▶ **WORK TO BE COMPLETED**: Report each line from the data below that holds the word "right".

▶ **RECORDS SHOWN**:

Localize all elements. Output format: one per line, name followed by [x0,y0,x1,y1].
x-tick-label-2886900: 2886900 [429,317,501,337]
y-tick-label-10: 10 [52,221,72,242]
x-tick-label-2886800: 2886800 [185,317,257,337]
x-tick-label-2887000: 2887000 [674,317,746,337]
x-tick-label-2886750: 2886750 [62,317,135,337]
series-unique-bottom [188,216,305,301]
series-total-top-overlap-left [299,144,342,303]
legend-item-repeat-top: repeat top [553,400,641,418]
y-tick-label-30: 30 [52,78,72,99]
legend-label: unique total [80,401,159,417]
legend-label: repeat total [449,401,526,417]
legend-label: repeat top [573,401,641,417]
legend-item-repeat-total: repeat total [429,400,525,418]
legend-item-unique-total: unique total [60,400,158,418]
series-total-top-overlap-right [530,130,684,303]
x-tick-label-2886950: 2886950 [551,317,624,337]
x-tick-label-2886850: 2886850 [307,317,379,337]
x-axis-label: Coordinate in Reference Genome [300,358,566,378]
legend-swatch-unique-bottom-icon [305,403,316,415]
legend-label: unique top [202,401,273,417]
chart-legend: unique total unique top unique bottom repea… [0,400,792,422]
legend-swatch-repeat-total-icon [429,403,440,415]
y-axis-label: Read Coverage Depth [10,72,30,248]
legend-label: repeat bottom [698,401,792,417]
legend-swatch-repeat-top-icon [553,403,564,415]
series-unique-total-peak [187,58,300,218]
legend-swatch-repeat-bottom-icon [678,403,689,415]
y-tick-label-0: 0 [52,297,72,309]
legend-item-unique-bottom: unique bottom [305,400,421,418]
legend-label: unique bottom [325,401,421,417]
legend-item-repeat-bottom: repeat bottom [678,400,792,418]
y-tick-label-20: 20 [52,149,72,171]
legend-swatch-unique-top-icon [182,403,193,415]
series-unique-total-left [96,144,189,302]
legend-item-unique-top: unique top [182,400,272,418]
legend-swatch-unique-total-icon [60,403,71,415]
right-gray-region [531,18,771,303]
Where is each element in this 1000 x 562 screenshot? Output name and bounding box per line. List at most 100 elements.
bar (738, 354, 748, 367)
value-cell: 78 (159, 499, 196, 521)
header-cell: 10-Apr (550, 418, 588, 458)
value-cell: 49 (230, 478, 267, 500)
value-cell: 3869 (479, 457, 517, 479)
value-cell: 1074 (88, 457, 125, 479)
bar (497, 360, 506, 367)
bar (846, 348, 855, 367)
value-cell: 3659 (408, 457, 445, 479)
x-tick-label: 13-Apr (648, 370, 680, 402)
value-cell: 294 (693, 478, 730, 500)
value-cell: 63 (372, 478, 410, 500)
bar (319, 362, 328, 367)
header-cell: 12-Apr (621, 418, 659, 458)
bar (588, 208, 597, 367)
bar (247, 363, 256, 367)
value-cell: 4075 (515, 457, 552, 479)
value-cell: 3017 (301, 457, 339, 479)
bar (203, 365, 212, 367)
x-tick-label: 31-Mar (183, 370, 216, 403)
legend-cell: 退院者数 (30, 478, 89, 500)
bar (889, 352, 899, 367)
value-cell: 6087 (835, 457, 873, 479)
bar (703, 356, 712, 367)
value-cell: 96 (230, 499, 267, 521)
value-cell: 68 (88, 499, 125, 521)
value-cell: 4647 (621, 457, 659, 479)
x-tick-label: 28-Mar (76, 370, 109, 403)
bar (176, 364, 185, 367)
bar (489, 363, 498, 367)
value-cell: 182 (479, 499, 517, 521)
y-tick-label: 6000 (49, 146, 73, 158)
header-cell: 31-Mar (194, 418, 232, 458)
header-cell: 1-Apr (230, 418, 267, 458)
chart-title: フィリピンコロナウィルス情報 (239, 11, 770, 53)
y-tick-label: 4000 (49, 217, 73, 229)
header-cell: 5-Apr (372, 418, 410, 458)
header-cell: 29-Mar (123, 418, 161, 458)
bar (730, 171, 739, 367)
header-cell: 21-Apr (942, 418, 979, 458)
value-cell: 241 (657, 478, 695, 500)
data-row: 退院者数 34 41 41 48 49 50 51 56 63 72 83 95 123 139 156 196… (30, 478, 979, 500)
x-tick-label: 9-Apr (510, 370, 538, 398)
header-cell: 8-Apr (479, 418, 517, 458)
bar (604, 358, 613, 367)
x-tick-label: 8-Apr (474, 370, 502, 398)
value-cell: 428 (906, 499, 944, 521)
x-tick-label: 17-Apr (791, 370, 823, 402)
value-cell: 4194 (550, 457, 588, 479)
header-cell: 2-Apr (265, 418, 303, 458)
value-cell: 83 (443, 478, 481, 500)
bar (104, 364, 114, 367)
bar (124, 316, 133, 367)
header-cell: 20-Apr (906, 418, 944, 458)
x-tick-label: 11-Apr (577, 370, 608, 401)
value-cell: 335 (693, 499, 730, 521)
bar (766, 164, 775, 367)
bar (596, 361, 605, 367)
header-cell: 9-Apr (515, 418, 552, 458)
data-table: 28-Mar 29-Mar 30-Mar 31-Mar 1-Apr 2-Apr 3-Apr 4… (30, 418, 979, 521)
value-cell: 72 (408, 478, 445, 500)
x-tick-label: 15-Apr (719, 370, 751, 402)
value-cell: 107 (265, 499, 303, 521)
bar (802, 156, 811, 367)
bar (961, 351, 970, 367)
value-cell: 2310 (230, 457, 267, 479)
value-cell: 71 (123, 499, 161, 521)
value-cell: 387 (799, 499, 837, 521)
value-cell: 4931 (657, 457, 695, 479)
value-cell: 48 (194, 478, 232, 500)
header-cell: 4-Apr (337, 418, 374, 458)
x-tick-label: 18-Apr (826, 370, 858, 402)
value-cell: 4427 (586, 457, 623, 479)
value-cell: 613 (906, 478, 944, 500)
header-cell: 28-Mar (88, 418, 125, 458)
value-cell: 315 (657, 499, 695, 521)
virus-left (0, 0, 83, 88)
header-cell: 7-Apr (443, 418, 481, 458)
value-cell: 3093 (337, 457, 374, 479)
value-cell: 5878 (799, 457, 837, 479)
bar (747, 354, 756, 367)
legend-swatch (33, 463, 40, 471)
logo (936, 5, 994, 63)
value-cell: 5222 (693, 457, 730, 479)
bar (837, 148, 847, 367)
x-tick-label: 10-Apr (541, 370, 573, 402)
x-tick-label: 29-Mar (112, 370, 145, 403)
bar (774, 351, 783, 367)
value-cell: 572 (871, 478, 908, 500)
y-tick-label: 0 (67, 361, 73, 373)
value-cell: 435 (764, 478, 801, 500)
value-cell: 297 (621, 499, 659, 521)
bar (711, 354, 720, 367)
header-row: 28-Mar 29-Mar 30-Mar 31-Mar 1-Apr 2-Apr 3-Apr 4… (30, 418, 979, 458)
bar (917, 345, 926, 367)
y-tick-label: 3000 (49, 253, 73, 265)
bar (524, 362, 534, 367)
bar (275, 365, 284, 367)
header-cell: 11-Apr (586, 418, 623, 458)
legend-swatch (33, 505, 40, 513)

▶ **SOLUTION TO THE PROBLEM**:
series-total-top-overlap-right [530,130,684,303]
right-gray-region [531,18,771,303]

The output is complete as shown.